## What you are asked to do
Gather each line in the entries that includes the string "LIMIT".

## Supplied data
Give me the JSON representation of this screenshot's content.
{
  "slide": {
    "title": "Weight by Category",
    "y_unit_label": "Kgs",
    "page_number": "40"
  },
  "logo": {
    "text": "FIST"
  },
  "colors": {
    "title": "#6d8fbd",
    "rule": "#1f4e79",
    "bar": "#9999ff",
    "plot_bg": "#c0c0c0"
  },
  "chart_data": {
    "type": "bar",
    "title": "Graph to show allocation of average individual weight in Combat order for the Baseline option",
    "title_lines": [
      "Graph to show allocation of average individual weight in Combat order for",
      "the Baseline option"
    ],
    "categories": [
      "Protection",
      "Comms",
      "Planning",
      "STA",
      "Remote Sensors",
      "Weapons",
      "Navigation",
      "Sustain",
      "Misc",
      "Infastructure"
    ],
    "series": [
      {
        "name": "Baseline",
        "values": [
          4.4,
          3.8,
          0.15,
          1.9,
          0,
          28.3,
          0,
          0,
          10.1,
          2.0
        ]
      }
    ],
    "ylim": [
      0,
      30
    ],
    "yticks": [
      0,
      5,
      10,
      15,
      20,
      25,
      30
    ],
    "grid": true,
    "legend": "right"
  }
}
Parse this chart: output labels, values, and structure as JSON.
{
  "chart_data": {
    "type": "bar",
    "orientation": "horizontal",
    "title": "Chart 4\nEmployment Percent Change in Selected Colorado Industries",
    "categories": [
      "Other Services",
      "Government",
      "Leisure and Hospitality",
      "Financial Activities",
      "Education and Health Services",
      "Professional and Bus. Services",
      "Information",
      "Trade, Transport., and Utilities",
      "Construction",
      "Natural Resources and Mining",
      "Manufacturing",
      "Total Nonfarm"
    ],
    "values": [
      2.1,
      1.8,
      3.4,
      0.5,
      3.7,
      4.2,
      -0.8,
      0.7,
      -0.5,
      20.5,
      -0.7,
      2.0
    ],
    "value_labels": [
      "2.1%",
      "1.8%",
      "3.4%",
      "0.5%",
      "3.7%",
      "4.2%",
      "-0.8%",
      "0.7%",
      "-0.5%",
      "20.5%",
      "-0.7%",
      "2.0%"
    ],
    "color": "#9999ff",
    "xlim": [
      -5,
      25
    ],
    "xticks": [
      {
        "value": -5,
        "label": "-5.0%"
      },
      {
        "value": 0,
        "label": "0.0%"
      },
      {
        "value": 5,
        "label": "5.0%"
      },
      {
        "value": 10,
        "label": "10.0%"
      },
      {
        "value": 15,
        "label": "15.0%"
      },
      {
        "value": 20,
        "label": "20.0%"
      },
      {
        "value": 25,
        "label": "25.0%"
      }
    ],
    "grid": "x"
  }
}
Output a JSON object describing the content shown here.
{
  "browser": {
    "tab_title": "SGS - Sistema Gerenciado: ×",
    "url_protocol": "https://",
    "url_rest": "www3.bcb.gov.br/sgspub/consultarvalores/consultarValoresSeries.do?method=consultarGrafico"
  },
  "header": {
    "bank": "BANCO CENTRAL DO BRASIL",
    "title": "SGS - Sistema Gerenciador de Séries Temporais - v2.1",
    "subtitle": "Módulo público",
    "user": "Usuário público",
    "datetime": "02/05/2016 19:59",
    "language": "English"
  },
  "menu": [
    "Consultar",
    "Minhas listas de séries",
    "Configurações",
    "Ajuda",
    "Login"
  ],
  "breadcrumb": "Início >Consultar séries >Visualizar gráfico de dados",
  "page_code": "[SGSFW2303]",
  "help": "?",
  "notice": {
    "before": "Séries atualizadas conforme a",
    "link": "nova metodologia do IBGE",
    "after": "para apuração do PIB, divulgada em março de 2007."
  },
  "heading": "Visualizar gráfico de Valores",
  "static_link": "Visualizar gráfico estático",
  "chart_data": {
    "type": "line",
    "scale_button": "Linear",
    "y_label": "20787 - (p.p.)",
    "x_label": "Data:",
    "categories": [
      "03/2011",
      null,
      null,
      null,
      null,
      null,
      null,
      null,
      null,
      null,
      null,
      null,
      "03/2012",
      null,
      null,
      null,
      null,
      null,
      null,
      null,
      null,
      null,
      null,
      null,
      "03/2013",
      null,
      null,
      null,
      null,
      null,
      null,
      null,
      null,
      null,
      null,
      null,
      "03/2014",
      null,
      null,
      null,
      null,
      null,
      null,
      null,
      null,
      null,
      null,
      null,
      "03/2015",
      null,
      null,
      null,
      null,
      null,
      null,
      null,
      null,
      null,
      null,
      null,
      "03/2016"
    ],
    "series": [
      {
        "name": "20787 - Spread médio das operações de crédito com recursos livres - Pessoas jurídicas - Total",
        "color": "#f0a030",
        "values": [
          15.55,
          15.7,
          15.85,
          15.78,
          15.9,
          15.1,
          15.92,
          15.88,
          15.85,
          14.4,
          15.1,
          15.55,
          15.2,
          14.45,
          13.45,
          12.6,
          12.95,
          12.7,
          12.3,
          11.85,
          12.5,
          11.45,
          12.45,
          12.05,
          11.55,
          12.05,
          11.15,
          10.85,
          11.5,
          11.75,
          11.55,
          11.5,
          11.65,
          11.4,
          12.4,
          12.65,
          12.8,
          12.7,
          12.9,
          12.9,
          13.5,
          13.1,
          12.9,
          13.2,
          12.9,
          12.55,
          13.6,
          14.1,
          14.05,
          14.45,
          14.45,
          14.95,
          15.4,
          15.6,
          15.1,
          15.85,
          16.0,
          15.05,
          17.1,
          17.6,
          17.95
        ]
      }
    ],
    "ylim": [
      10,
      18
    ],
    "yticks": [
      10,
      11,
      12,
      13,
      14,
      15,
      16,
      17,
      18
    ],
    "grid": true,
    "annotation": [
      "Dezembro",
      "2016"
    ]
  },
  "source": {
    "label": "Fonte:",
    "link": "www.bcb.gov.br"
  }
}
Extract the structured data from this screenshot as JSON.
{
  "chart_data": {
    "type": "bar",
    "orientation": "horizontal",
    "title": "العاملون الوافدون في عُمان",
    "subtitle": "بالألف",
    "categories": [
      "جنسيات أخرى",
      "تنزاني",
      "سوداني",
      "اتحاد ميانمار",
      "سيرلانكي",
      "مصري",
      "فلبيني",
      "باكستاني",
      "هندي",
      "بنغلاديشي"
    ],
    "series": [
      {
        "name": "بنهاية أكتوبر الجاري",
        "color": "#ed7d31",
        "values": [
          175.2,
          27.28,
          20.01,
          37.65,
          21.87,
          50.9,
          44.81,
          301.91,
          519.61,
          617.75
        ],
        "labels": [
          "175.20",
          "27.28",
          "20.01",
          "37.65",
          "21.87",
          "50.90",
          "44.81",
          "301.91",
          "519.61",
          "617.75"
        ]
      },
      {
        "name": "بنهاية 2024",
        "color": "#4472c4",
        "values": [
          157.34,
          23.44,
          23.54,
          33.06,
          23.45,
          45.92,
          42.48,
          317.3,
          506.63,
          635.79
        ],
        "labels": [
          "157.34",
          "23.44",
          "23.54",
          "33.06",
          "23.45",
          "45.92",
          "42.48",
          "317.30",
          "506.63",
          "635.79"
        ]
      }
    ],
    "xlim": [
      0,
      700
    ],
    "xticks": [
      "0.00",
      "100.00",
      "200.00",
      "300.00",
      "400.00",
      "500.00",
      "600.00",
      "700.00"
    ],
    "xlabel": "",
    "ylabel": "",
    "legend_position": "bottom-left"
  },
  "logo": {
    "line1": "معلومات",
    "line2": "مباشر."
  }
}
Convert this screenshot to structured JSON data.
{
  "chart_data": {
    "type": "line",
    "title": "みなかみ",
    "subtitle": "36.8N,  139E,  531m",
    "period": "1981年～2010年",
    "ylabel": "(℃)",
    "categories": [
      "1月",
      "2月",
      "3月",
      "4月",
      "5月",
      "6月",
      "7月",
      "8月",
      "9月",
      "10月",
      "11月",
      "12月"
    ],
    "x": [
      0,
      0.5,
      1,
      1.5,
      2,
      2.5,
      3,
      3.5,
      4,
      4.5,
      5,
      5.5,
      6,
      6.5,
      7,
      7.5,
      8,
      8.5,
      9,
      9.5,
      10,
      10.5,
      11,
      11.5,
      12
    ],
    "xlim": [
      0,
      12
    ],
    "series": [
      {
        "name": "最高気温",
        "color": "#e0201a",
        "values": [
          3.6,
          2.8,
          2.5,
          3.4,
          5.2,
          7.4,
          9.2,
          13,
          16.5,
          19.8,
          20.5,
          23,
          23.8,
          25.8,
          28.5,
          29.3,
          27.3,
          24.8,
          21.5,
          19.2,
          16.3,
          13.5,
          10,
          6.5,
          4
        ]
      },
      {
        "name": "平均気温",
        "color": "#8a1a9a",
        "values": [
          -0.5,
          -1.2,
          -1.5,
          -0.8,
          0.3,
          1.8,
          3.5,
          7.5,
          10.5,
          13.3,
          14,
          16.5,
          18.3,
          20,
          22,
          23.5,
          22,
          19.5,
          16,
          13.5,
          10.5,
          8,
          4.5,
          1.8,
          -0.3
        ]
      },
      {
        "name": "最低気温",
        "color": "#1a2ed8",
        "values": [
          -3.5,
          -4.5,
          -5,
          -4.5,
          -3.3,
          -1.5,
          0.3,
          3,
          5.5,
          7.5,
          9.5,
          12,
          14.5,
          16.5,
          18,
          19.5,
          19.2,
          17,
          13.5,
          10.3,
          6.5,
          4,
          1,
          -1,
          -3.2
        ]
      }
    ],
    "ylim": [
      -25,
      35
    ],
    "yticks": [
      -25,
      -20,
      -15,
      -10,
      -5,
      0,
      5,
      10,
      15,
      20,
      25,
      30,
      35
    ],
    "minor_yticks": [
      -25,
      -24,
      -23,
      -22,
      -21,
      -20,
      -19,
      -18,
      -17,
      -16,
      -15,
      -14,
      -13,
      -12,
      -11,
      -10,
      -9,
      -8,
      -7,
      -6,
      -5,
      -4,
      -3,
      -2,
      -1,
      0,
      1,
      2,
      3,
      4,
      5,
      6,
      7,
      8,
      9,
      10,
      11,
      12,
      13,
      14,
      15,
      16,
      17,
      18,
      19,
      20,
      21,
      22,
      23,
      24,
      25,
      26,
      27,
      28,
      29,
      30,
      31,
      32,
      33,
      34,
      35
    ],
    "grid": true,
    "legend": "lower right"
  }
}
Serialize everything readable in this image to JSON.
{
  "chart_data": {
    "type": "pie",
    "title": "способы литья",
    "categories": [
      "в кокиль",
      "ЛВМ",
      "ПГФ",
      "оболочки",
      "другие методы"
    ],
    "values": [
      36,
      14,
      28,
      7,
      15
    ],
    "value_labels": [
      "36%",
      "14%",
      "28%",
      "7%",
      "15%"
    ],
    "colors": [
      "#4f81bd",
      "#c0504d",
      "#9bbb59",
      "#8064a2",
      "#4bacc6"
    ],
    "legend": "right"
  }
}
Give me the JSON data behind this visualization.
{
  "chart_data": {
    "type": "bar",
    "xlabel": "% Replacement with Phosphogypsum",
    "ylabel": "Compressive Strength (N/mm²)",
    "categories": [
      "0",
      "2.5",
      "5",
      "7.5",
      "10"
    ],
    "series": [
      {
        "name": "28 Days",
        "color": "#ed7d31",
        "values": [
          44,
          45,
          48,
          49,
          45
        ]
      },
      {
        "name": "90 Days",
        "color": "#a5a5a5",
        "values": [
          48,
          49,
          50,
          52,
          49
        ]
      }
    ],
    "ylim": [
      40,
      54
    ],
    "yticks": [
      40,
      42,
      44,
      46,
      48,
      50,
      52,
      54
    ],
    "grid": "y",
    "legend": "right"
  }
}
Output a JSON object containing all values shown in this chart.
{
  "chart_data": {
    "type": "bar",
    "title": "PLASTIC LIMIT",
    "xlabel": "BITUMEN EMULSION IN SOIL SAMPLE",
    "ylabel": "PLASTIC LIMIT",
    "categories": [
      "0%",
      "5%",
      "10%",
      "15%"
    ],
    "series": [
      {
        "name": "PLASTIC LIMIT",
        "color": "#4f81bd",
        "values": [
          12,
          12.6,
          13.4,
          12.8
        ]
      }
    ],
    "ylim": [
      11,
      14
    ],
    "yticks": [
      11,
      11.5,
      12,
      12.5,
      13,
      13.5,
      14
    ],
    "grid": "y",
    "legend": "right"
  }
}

## Exercise response
    "title": "PLASTIC LIMIT",
    "ylabel": "PLASTIC LIMIT",
        "name": "PLASTIC LIMIT",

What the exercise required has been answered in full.